# [GIVEN REQUEST]
Below are entries to be transcribed exactly; exclude the pictures from the copy.

# [EXTRACTED DATA]
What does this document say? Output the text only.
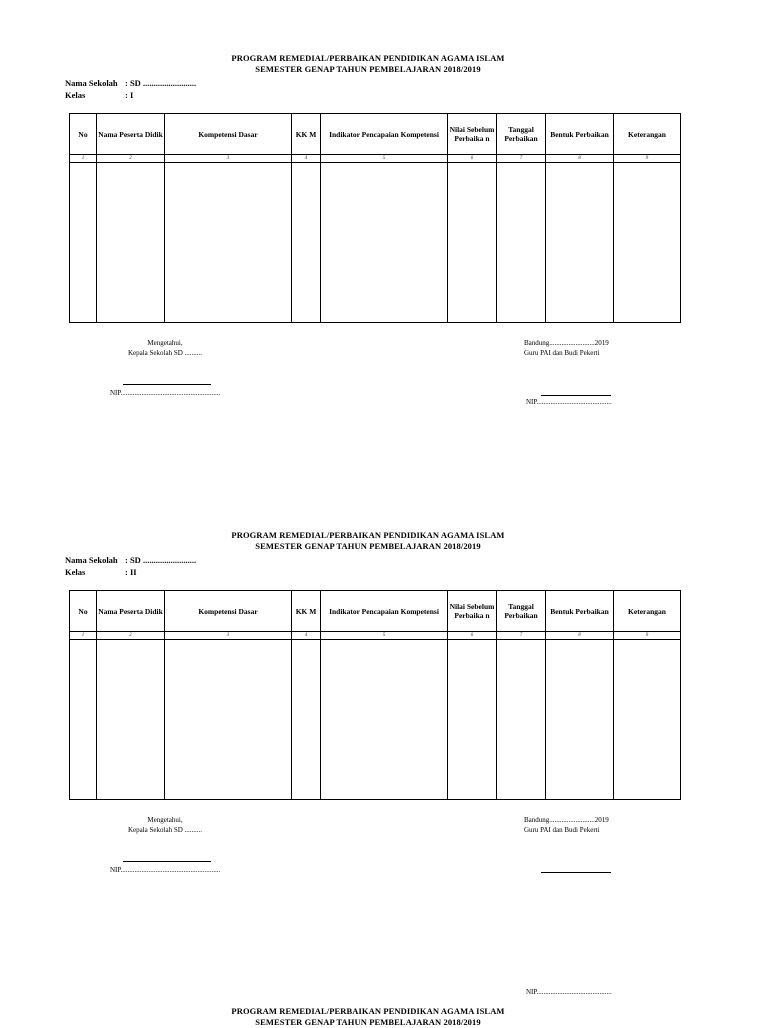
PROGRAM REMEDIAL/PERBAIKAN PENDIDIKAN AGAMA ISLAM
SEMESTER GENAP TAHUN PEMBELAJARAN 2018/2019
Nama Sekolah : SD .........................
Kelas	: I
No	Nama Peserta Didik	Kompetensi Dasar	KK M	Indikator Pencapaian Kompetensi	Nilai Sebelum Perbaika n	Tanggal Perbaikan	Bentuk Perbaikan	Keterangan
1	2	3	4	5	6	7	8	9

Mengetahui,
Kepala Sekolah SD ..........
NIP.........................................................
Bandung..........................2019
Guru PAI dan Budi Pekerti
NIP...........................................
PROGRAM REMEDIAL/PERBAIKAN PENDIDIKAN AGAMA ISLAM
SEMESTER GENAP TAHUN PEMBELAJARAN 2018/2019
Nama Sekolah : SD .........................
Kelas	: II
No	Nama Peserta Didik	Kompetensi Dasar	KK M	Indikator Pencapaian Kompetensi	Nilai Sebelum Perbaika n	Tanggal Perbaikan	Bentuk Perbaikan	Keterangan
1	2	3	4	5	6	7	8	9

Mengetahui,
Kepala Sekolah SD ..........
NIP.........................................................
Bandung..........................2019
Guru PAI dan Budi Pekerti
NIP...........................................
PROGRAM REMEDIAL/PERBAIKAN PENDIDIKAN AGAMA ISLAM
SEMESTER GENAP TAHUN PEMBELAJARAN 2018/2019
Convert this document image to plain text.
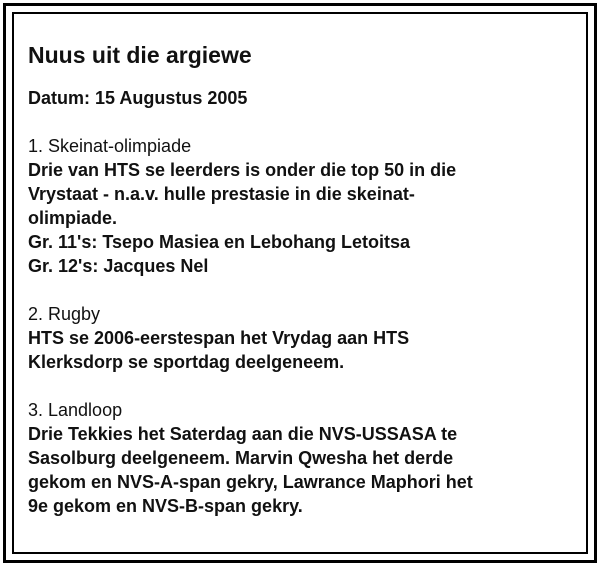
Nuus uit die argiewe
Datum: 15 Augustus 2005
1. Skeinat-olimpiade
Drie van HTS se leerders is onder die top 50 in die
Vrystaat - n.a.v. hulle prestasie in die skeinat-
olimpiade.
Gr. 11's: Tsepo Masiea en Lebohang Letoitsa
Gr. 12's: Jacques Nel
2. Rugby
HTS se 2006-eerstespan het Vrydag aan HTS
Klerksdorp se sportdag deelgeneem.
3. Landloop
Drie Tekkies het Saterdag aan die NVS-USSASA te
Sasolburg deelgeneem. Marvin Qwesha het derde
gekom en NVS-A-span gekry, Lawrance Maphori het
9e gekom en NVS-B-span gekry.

# [SOLUTION TO THIS EXERCISE]
What does this document say? Output the text only.
PROGRAM REMEDIAL/PERBAIKAN PENDIDIKAN AGAMA ISLAM
SEMESTER GENAP TAHUN PEMBELAJARAN 2018/2019
Nama Sekolah : SD .........................
Kelas	: I
No	Nama Peserta Didik	Kompetensi Dasar	KK M	Indikator Pencapaian Kompetensi	Nilai Sebelum Perbaika n	Tanggal Perbaikan	Bentuk Perbaikan	Keterangan
1	2	3	4	5	6	7	8	9

Mengetahui,
Kepala Sekolah SD ..........
NIP.........................................................
Bandung..........................2019
Guru PAI dan Budi Pekerti
NIP...........................................
PROGRAM REMEDIAL/PERBAIKAN PENDIDIKAN AGAMA ISLAM
SEMESTER GENAP TAHUN PEMBELAJARAN 2018/2019
Nama Sekolah : SD .........................
Kelas	: II
No	Nama Peserta Didik	Kompetensi Dasar	KK M	Indikator Pencapaian Kompetensi	Nilai Sebelum Perbaika n	Tanggal Perbaikan	Bentuk Perbaikan	Keterangan
1	2	3	4	5	6	7	8	9

Mengetahui,
Kepala Sekolah SD ..........
NIP.........................................................
Bandung..........................2019
Guru PAI dan Budi Pekerti
NIP...........................................
PROGRAM REMEDIAL/PERBAIKAN PENDIDIKAN AGAMA ISLAM
SEMESTER GENAP TAHUN PEMBELAJARAN 2018/2019
Convert this document image to plain text.
Nuus uit die argiewe
Datum: 15 Augustus 2005
1. Skeinat-olimpiade
Drie van HTS se leerders is onder die top 50 in die
Vrystaat - n.a.v. hulle prestasie in die skeinat-
olimpiade.
Gr. 11's: Tsepo Masiea en Lebohang Letoitsa
Gr. 12's: Jacques Nel
2. Rugby
HTS se 2006-eerstespan het Vrydag aan HTS
Klerksdorp se sportdag deelgeneem.
3. Landloop
Drie Tekkies het Saterdag aan die NVS-USSASA te
Sasolburg deelgeneem. Marvin Qwesha het derde
gekom en NVS-A-span gekry, Lawrance Maphori het
9e gekom en NVS-B-span gekry.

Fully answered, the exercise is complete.